▸ Task objective:
Please count the lines in the listing below where the word "Cadastrar" appears. Give the number only.

# Data lines start

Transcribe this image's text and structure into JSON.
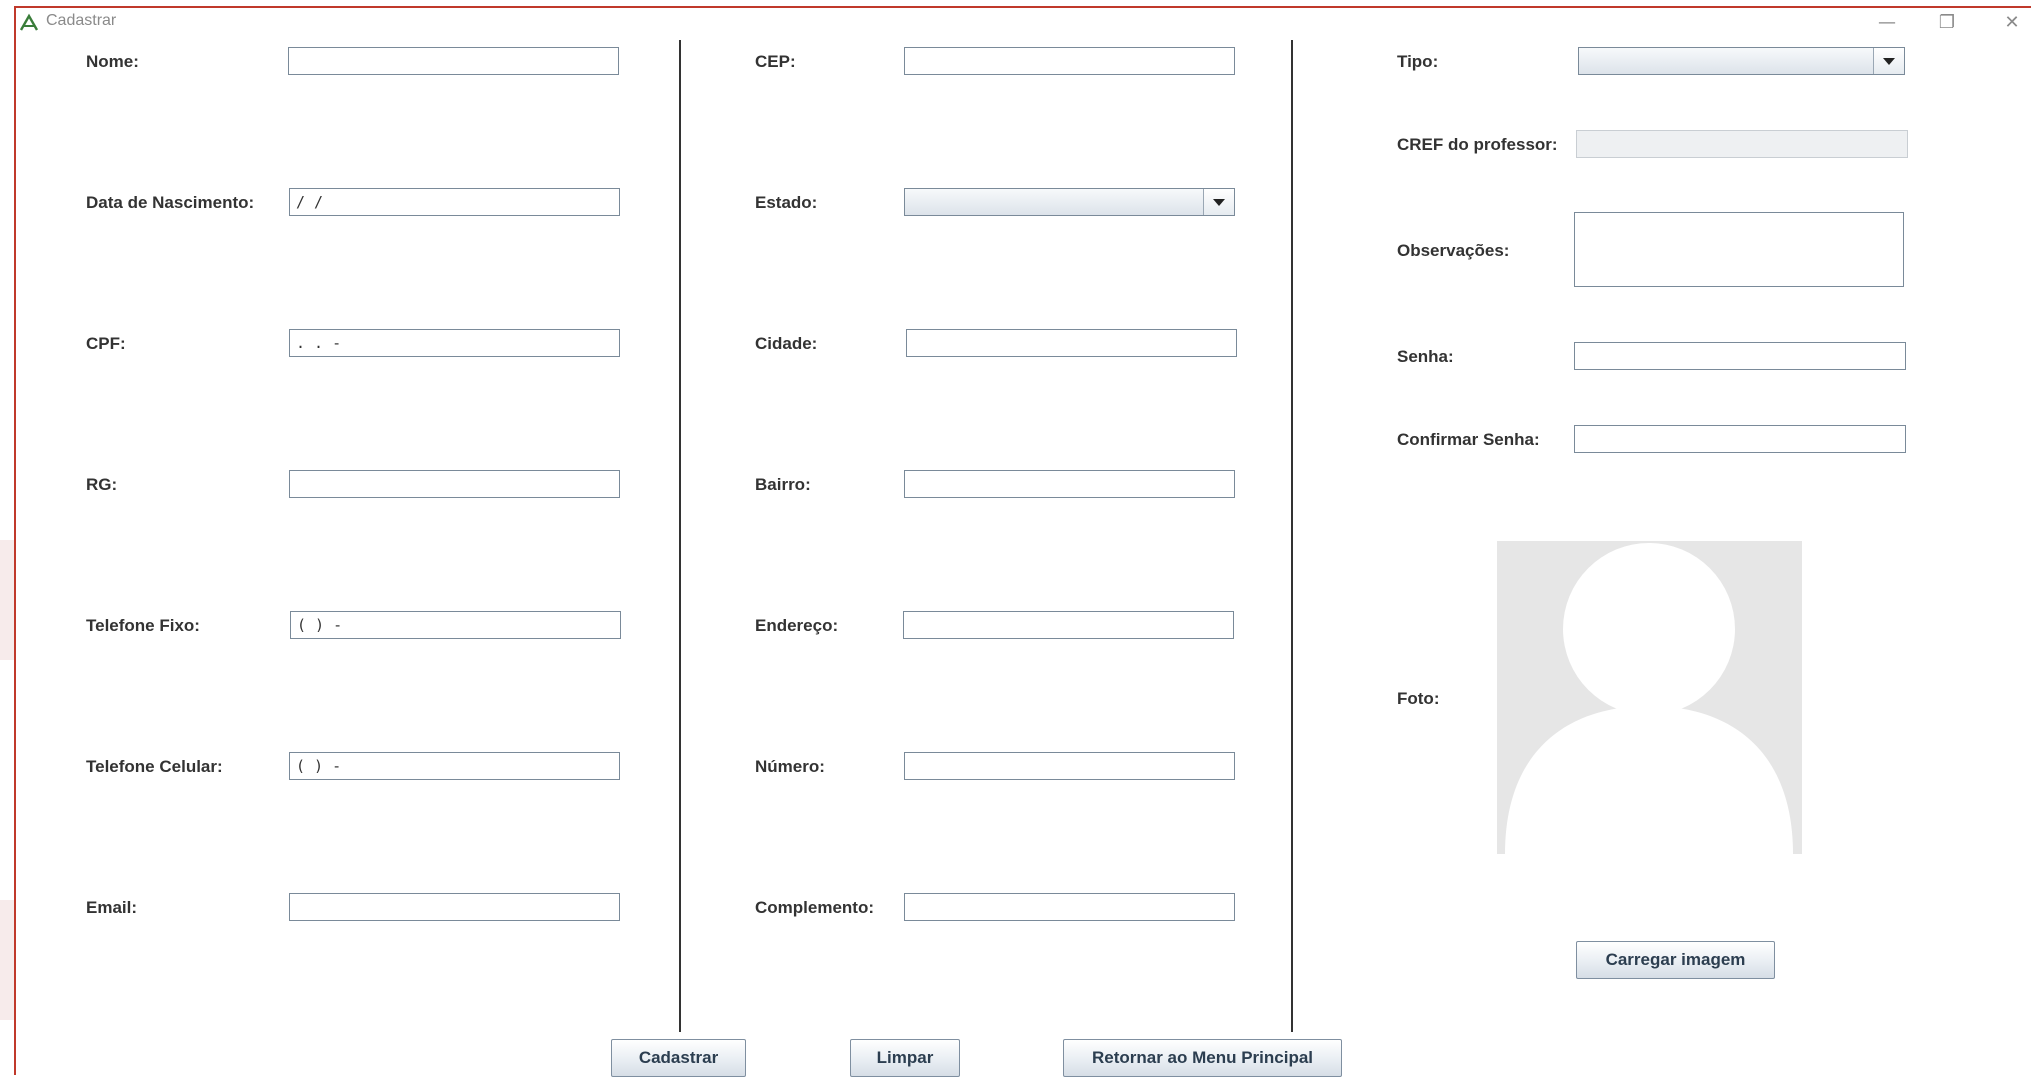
{
  "window": {
    "title": "Cadastrar",
    "controls": [
      "—",
      "❐",
      "✕"
    ]
  },
  "left_column": {
    "nome_label": "Nome:",
    "nome_value": "",
    "nascimento_label": "Data de Nascimento:",
    "nascimento_value": " / /",
    "cpf_label": "CPF:",
    "cpf_value": "  .  .  -",
    "rg_label": "RG:",
    "rg_value": "",
    "telefone_fixo_label": "Telefone Fixo:",
    "telefone_fixo_value": "( )  -",
    "telefone_celular_label": "Telefone Celular:",
    "telefone_celular_value": "( )  -",
    "email_label": "Email:",
    "email_value": ""
  },
  "middle_column": {
    "cep_label": "CEP:",
    "cep_value": "",
    "estado_label": "Estado:",
    "estado_value": "",
    "cidade_label": "Cidade:",
    "cidade_value": "",
    "bairro_label": "Bairro:",
    "bairro_value": "",
    "endereco_label": "Endereço:",
    "endereco_value": "",
    "numero_label": "Número:",
    "numero_value": "",
    "complemento_label": "Complemento:",
    "complemento_value": ""
  },
  "right_column": {
    "tipo_label": "Tipo:",
    "tipo_value": "",
    "cref_label": "CREF do professor:",
    "cref_value": "",
    "observacoes_label": "Observações:",
    "senha_label": "Senha:",
    "confirmar_senha_label": "Confirmar Senha:",
    "foto_label": "Foto:",
    "carregar_imagem_label": "Carregar imagem"
  },
  "footer": {
    "cadastrar_label": "Cadastrar",
    "limpar_label": "Limpar",
    "retornar_label": "Retornar ao Menu Principal"
  },
  "colors": {
    "border_accent": "#c0392b",
    "label": "#333333",
    "photo_bg": "#e6e6e6"
  }
}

# Data lines end

▸ Completed task:
2